→ **YOUR GOAL**: Copy every entry exactly.

→ **Dataset rows about figures**:
————————
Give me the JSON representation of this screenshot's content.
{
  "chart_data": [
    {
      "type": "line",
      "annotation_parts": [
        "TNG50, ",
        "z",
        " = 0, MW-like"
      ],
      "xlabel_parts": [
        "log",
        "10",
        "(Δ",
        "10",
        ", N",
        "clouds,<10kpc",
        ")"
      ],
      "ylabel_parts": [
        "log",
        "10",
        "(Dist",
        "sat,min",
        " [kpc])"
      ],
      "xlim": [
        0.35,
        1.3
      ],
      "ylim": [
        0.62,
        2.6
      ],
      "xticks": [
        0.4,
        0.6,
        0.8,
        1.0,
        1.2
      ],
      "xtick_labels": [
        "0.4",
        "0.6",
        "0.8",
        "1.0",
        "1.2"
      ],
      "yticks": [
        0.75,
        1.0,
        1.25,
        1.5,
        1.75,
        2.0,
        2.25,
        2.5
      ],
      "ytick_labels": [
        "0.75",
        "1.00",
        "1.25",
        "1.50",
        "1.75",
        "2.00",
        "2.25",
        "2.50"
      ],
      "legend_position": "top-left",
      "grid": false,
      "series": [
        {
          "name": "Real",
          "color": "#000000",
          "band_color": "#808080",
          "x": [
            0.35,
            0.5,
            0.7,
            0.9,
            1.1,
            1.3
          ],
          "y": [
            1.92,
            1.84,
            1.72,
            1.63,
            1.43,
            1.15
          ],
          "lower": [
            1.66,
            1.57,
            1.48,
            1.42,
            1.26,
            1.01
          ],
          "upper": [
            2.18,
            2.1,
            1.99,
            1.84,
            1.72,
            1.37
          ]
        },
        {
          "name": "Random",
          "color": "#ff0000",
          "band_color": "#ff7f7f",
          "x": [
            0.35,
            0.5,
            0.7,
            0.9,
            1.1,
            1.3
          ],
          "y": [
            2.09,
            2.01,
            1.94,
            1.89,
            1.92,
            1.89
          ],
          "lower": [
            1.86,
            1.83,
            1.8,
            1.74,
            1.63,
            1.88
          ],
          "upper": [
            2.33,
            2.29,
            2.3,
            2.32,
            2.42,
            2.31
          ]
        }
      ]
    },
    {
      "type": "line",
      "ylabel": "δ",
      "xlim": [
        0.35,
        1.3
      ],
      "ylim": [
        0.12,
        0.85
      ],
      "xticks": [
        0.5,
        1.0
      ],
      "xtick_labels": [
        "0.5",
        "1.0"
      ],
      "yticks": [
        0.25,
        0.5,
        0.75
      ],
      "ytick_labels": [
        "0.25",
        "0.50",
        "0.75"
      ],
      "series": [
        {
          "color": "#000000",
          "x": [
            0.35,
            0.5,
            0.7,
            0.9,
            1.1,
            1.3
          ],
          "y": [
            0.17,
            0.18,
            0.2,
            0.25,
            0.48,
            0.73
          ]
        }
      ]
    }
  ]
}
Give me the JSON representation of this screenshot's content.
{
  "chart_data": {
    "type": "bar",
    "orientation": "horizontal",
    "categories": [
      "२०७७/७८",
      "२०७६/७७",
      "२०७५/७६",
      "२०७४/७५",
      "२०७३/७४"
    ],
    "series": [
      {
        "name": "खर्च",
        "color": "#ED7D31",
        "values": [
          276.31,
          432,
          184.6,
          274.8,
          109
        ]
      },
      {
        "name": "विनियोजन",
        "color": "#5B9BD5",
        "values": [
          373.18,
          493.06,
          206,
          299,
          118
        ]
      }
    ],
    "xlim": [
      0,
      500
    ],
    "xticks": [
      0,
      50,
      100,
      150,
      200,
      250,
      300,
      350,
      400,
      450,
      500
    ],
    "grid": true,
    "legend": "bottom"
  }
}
————————
→ **EXPECTED ANSWER**:
Give me the JSON representation of this screenshot's content.
{
  "chart_data": [
    {
      "type": "line",
      "annotation_parts": [
        "TNG50, ",
        "z",
        " = 0, MW-like"
      ],
      "xlabel_parts": [
        "log",
        "10",
        "(Δ",
        "10",
        ", N",
        "clouds,<10kpc",
        ")"
      ],
      "ylabel_parts": [
        "log",
        "10",
        "(Dist",
        "sat,min",
        " [kpc])"
      ],
      "xlim": [
        0.35,
        1.3
      ],
      "ylim": [
        0.62,
        2.6
      ],
      "xticks": [
        0.4,
        0.6,
        0.8,
        1.0,
        1.2
      ],
      "xtick_labels": [
        "0.4",
        "0.6",
        "0.8",
        "1.0",
        "1.2"
      ],
      "yticks": [
        0.75,
        1.0,
        1.25,
        1.5,
        1.75,
        2.0,
        2.25,
        2.5
      ],
      "ytick_labels": [
        "0.75",
        "1.00",
        "1.25",
        "1.50",
        "1.75",
        "2.00",
        "2.25",
        "2.50"
      ],
      "legend_position": "top-left",
      "grid": false,
      "series": [
        {
          "name": "Real",
          "color": "#000000",
          "band_color": "#808080",
          "x": [
            0.35,
            0.5,
            0.7,
            0.9,
            1.1,
            1.3
          ],
          "y": [
            1.92,
            1.84,
            1.72,
            1.63,
            1.43,
            1.15
          ],
          "lower": [
            1.66,
            1.57,
            1.48,
            1.42,
            1.26,
            1.01
          ],
          "upper": [
            2.18,
            2.1,
            1.99,
            1.84,
            1.72,
            1.37
          ]
        },
        {
          "name": "Random",
          "color": "#ff0000",
          "band_color": "#ff7f7f",
          "x": [
            0.35,
            0.5,
            0.7,
            0.9,
            1.1,
            1.3
          ],
          "y": [
            2.09,
            2.01,
            1.94,
            1.89,
            1.92,
            1.89
          ],
          "lower": [
            1.86,
            1.83,
            1.8,
            1.74,
            1.63,
            1.88
          ],
          "upper": [
            2.33,
            2.29,
            2.3,
            2.32,
            2.42,
            2.31
          ]
        }
      ]
    },
    {
      "type": "line",
      "ylabel": "δ",
      "xlim": [
        0.35,
        1.3
      ],
      "ylim": [
        0.12,
        0.85
      ],
      "xticks": [
        0.5,
        1.0
      ],
      "xtick_labels": [
        "0.5",
        "1.0"
      ],
      "yticks": [
        0.25,
        0.5,
        0.75
      ],
      "ytick_labels": [
        "0.25",
        "0.50",
        "0.75"
      ],
      "series": [
        {
          "color": "#000000",
          "x": [
            0.35,
            0.5,
            0.7,
            0.9,
            1.1,
            1.3
          ],
          "y": [
            0.17,
            0.18,
            0.2,
            0.25,
            0.48,
            0.73
          ]
        }
      ]
    }
  ]
}
Give me the JSON representation of this screenshot's content.
{
  "chart_data": {
    "type": "bar",
    "orientation": "horizontal",
    "categories": [
      "२०७७/७८",
      "२०७६/७७",
      "२०७५/७६",
      "२०७४/७५",
      "२०७३/७४"
    ],
    "series": [
      {
        "name": "खर्च",
        "color": "#ED7D31",
        "values": [
          276.31,
          432,
          184.6,
          274.8,
          109
        ]
      },
      {
        "name": "विनियोजन",
        "color": "#5B9BD5",
        "values": [
          373.18,
          493.06,
          206,
          299,
          118
        ]
      }
    ],
    "xlim": [
      0,
      500
    ],
    "xticks": [
      0,
      50,
      100,
      150,
      200,
      250,
      300,
      350,
      400,
      450,
      500
    ],
    "grid": true,
    "legend": "bottom"
  }
}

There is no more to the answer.